• Working data:
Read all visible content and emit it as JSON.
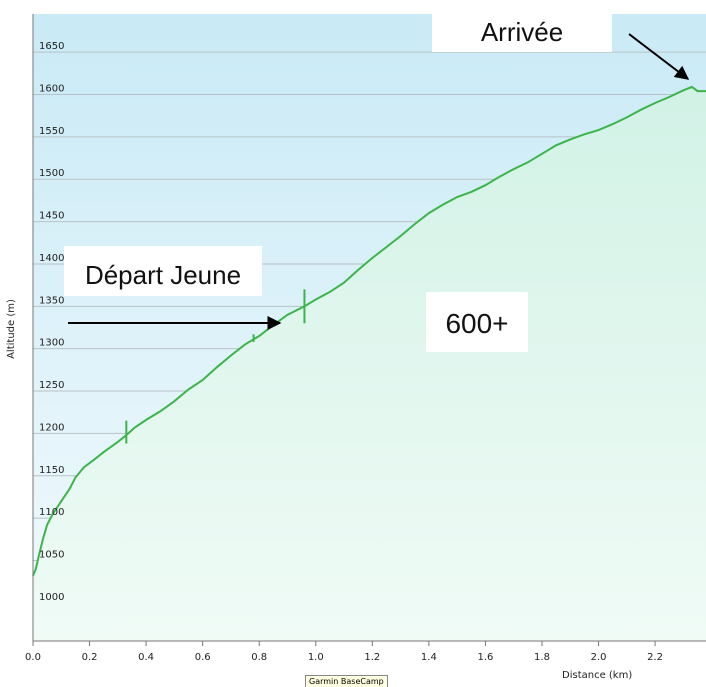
{
  "chart_data": {
    "type": "area",
    "xlabel": "Distance (km)",
    "ylabel": "Altitude (m)",
    "xlim": [
      0,
      2.38
    ],
    "ylim": [
      955,
      1695
    ],
    "x_ticks": [
      "0.0",
      "0.2",
      "0.4",
      "0.6",
      "0.8",
      "1.0",
      "1.2",
      "1.4",
      "1.6",
      "1.8",
      "2.0",
      "2.2"
    ],
    "y_ticks": [
      "1000",
      "1050",
      "1100",
      "1150",
      "1200",
      "1250",
      "1300",
      "1350",
      "1400",
      "1450",
      "1500",
      "1550",
      "1600",
      "1650"
    ],
    "grid": "horizontal",
    "series": [
      {
        "color": "#3cb44a",
        "points": [
          [
            0.0,
            1032
          ],
          [
            0.01,
            1040
          ],
          [
            0.02,
            1055
          ],
          [
            0.035,
            1075
          ],
          [
            0.05,
            1092
          ],
          [
            0.07,
            1105
          ],
          [
            0.1,
            1120
          ],
          [
            0.13,
            1135
          ],
          [
            0.15,
            1148
          ],
          [
            0.18,
            1160
          ],
          [
            0.22,
            1170
          ],
          [
            0.25,
            1178
          ],
          [
            0.3,
            1190
          ],
          [
            0.33,
            1198
          ],
          [
            0.36,
            1207
          ],
          [
            0.4,
            1216
          ],
          [
            0.45,
            1226
          ],
          [
            0.5,
            1238
          ],
          [
            0.55,
            1252
          ],
          [
            0.6,
            1263
          ],
          [
            0.65,
            1278
          ],
          [
            0.7,
            1292
          ],
          [
            0.75,
            1305
          ],
          [
            0.8,
            1315
          ],
          [
            0.85,
            1328
          ],
          [
            0.9,
            1340
          ],
          [
            0.96,
            1350
          ],
          [
            1.0,
            1358
          ],
          [
            1.05,
            1367
          ],
          [
            1.1,
            1378
          ],
          [
            1.15,
            1393
          ],
          [
            1.2,
            1407
          ],
          [
            1.25,
            1420
          ],
          [
            1.3,
            1433
          ],
          [
            1.35,
            1447
          ],
          [
            1.4,
            1460
          ],
          [
            1.45,
            1470
          ],
          [
            1.5,
            1479
          ],
          [
            1.55,
            1485
          ],
          [
            1.6,
            1493
          ],
          [
            1.65,
            1503
          ],
          [
            1.7,
            1512
          ],
          [
            1.75,
            1520
          ],
          [
            1.8,
            1530
          ],
          [
            1.85,
            1540
          ],
          [
            1.9,
            1547
          ],
          [
            1.95,
            1553
          ],
          [
            2.0,
            1558
          ],
          [
            2.05,
            1565
          ],
          [
            2.1,
            1573
          ],
          [
            2.15,
            1582
          ],
          [
            2.2,
            1590
          ],
          [
            2.25,
            1597
          ],
          [
            2.3,
            1605
          ],
          [
            2.33,
            1609
          ],
          [
            2.35,
            1604
          ],
          [
            2.38,
            1604
          ]
        ],
        "spikes": [
          {
            "x": 0.33,
            "low": 1188,
            "high": 1215
          },
          {
            "x": 0.96,
            "low": 1330,
            "high": 1370
          },
          {
            "x": 0.78,
            "low": 1308,
            "high": 1317
          }
        ]
      }
    ],
    "annotations": [
      {
        "text": "Arrivée",
        "arrow_to": [
          2.33,
          1609
        ]
      },
      {
        "text": "Départ Jeune",
        "arrow_to": [
          0.86,
          1332
        ]
      },
      {
        "text": "600+"
      }
    ]
  },
  "tooltip": "Garmin BaseCamp"
}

• Exercise requirements: What is needed is an exact reproduction of the data, pictures excluded.

• Result of the exercise:
Read all visible content and emit it as JSON.
{
  "chart_data": {
    "type": "area",
    "xlabel": "Distance (km)",
    "ylabel": "Altitude (m)",
    "xlim": [
      0,
      2.38
    ],
    "ylim": [
      955,
      1695
    ],
    "x_ticks": [
      "0.0",
      "0.2",
      "0.4",
      "0.6",
      "0.8",
      "1.0",
      "1.2",
      "1.4",
      "1.6",
      "1.8",
      "2.0",
      "2.2"
    ],
    "y_ticks": [
      "1000",
      "1050",
      "1100",
      "1150",
      "1200",
      "1250",
      "1300",
      "1350",
      "1400",
      "1450",
      "1500",
      "1550",
      "1600",
      "1650"
    ],
    "grid": "horizontal",
    "series": [
      {
        "color": "#3cb44a",
        "points": [
          [
            0.0,
            1032
          ],
          [
            0.01,
            1040
          ],
          [
            0.02,
            1055
          ],
          [
            0.035,
            1075
          ],
          [
            0.05,
            1092
          ],
          [
            0.07,
            1105
          ],
          [
            0.1,
            1120
          ],
          [
            0.13,
            1135
          ],
          [
            0.15,
            1148
          ],
          [
            0.18,
            1160
          ],
          [
            0.22,
            1170
          ],
          [
            0.25,
            1178
          ],
          [
            0.3,
            1190
          ],
          [
            0.33,
            1198
          ],
          [
            0.36,
            1207
          ],
          [
            0.4,
            1216
          ],
          [
            0.45,
            1226
          ],
          [
            0.5,
            1238
          ],
          [
            0.55,
            1252
          ],
          [
            0.6,
            1263
          ],
          [
            0.65,
            1278
          ],
          [
            0.7,
            1292
          ],
          [
            0.75,
            1305
          ],
          [
            0.8,
            1315
          ],
          [
            0.85,
            1328
          ],
          [
            0.9,
            1340
          ],
          [
            0.96,
            1350
          ],
          [
            1.0,
            1358
          ],
          [
            1.05,
            1367
          ],
          [
            1.1,
            1378
          ],
          [
            1.15,
            1393
          ],
          [
            1.2,
            1407
          ],
          [
            1.25,
            1420
          ],
          [
            1.3,
            1433
          ],
          [
            1.35,
            1447
          ],
          [
            1.4,
            1460
          ],
          [
            1.45,
            1470
          ],
          [
            1.5,
            1479
          ],
          [
            1.55,
            1485
          ],
          [
            1.6,
            1493
          ],
          [
            1.65,
            1503
          ],
          [
            1.7,
            1512
          ],
          [
            1.75,
            1520
          ],
          [
            1.8,
            1530
          ],
          [
            1.85,
            1540
          ],
          [
            1.9,
            1547
          ],
          [
            1.95,
            1553
          ],
          [
            2.0,
            1558
          ],
          [
            2.05,
            1565
          ],
          [
            2.1,
            1573
          ],
          [
            2.15,
            1582
          ],
          [
            2.2,
            1590
          ],
          [
            2.25,
            1597
          ],
          [
            2.3,
            1605
          ],
          [
            2.33,
            1609
          ],
          [
            2.35,
            1604
          ],
          [
            2.38,
            1604
          ]
        ],
        "spikes": [
          {
            "x": 0.33,
            "low": 1188,
            "high": 1215
          },
          {
            "x": 0.96,
            "low": 1330,
            "high": 1370
          },
          {
            "x": 0.78,
            "low": 1308,
            "high": 1317
          }
        ]
      }
    ],
    "annotations": [
      {
        "text": "Arrivée",
        "arrow_to": [
          2.33,
          1609
        ]
      },
      {
        "text": "Départ Jeune",
        "arrow_to": [
          0.86,
          1332
        ]
      },
      {
        "text": "600+"
      }
    ]
  },
  "tooltip": "Garmin BaseCamp"
}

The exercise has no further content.